Given request »
Send each entry back exactly as given, pictures excluded.

Task material »
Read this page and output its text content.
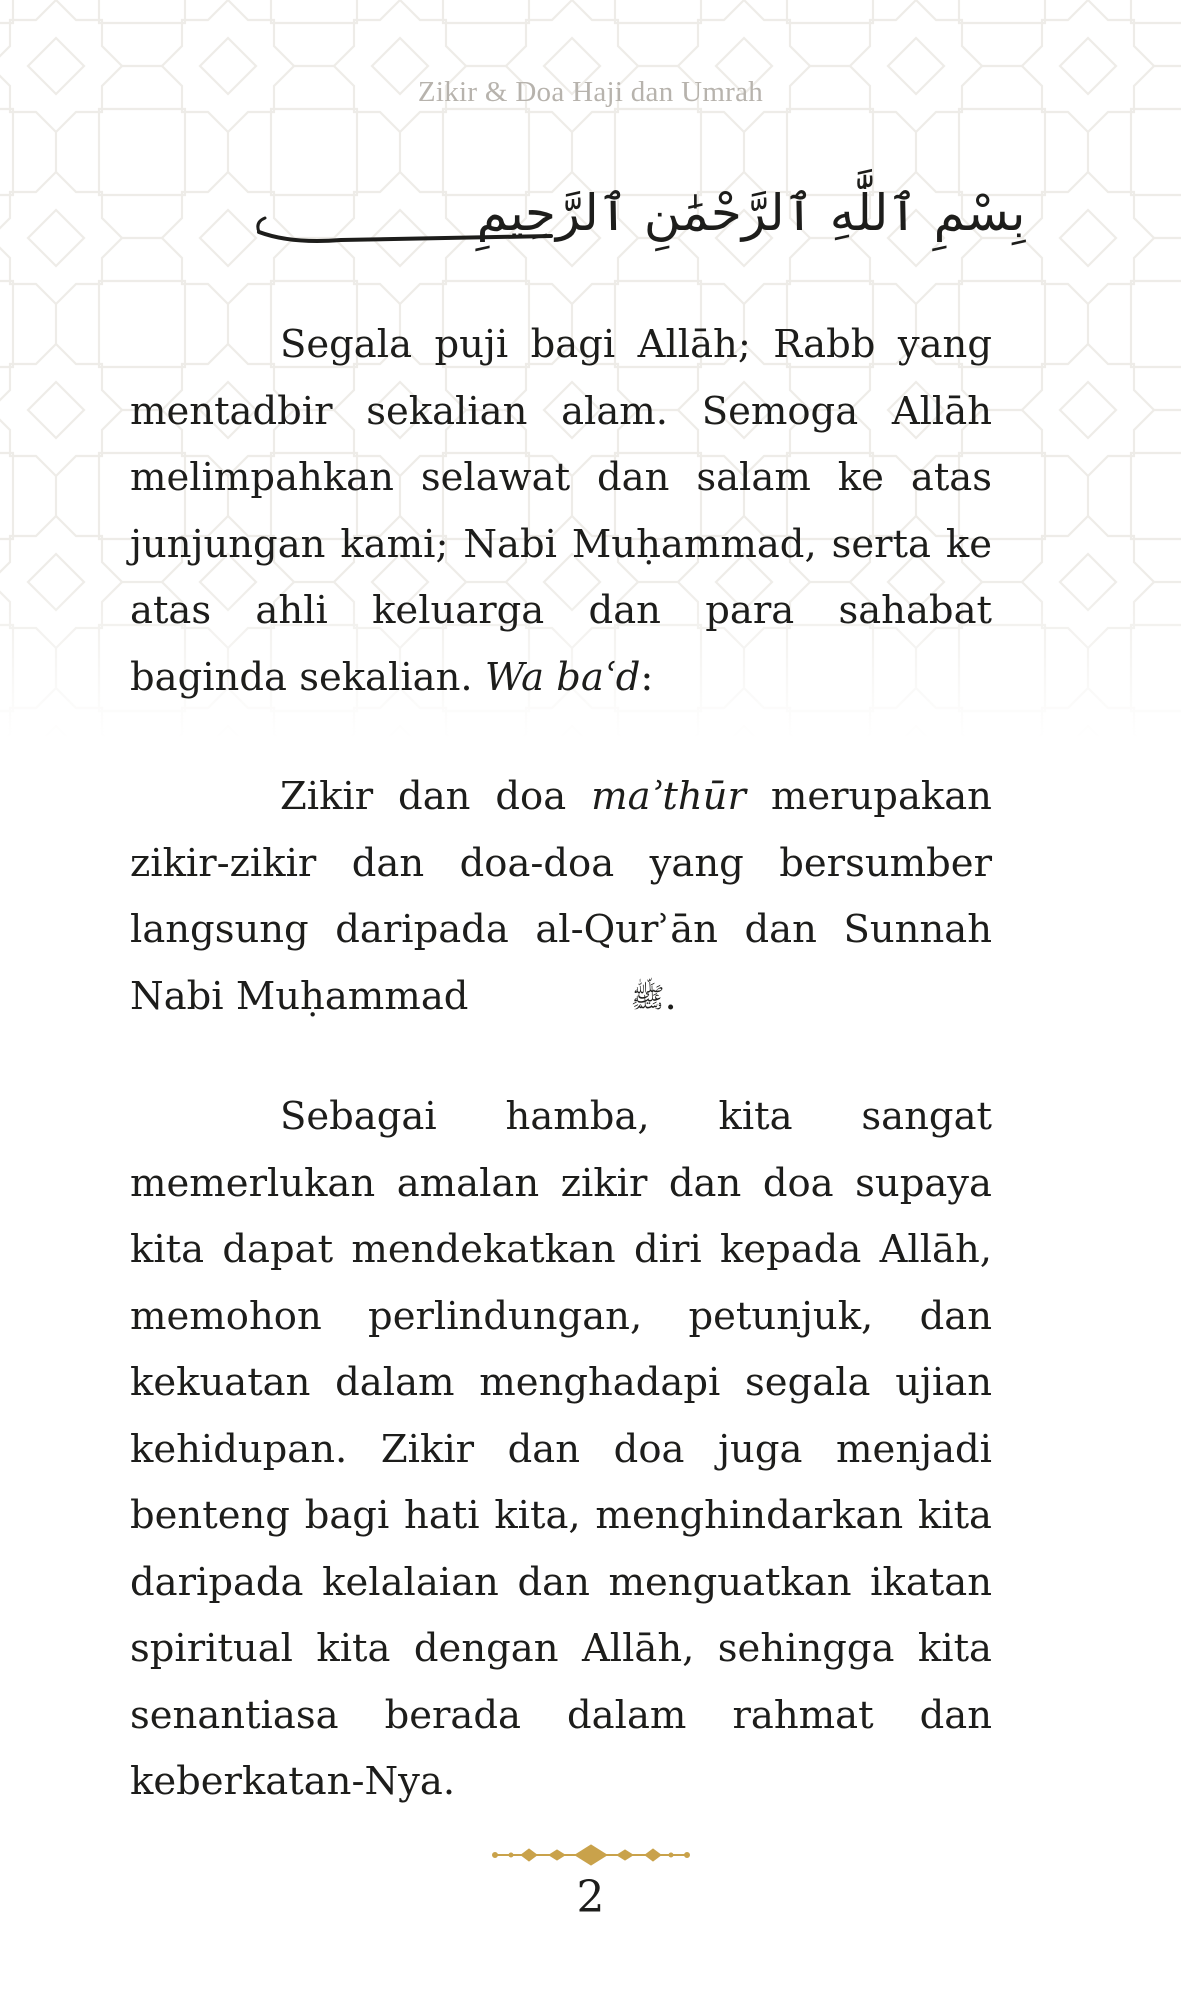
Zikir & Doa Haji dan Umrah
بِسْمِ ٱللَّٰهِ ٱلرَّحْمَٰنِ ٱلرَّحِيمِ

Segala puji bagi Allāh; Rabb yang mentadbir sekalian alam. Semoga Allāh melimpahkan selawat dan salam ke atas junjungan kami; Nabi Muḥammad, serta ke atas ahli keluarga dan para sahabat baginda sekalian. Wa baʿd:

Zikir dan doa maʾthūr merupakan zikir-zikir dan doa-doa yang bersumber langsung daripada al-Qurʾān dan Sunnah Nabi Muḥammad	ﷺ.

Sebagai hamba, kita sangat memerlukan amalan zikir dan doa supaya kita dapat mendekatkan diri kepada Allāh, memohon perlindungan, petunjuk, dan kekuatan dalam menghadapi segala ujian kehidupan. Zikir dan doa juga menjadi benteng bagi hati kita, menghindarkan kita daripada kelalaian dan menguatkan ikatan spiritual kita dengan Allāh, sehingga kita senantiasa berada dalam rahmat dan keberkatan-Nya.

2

Response to this exercise »
Read this page and output its text content.
Zikir & Doa Haji dan Umrah
بِسْمِ ٱللَّٰهِ ٱلرَّحْمَٰنِ ٱلرَّحِيمِ

Segala puji bagi Allāh; Rabb yang mentadbir sekalian alam. Semoga Allāh melimpahkan selawat dan salam ke atas junjungan kami; Nabi Muḥammad, serta ke atas ahli keluarga dan para sahabat baginda sekalian. Wa baʿd:

Zikir dan doa maʾthūr merupakan zikir-zikir dan doa-doa yang bersumber langsung daripada al-Qurʾān dan Sunnah Nabi Muḥammad	ﷺ.

Sebagai hamba, kita sangat memerlukan amalan zikir dan doa supaya kita dapat mendekatkan diri kepada Allāh, memohon perlindungan, petunjuk, dan kekuatan dalam menghadapi segala ujian kehidupan. Zikir dan doa juga menjadi benteng bagi hati kita, menghindarkan kita daripada kelalaian dan menguatkan ikatan spiritual kita dengan Allāh, sehingga kita senantiasa berada dalam rahmat dan keberkatan-Nya.

2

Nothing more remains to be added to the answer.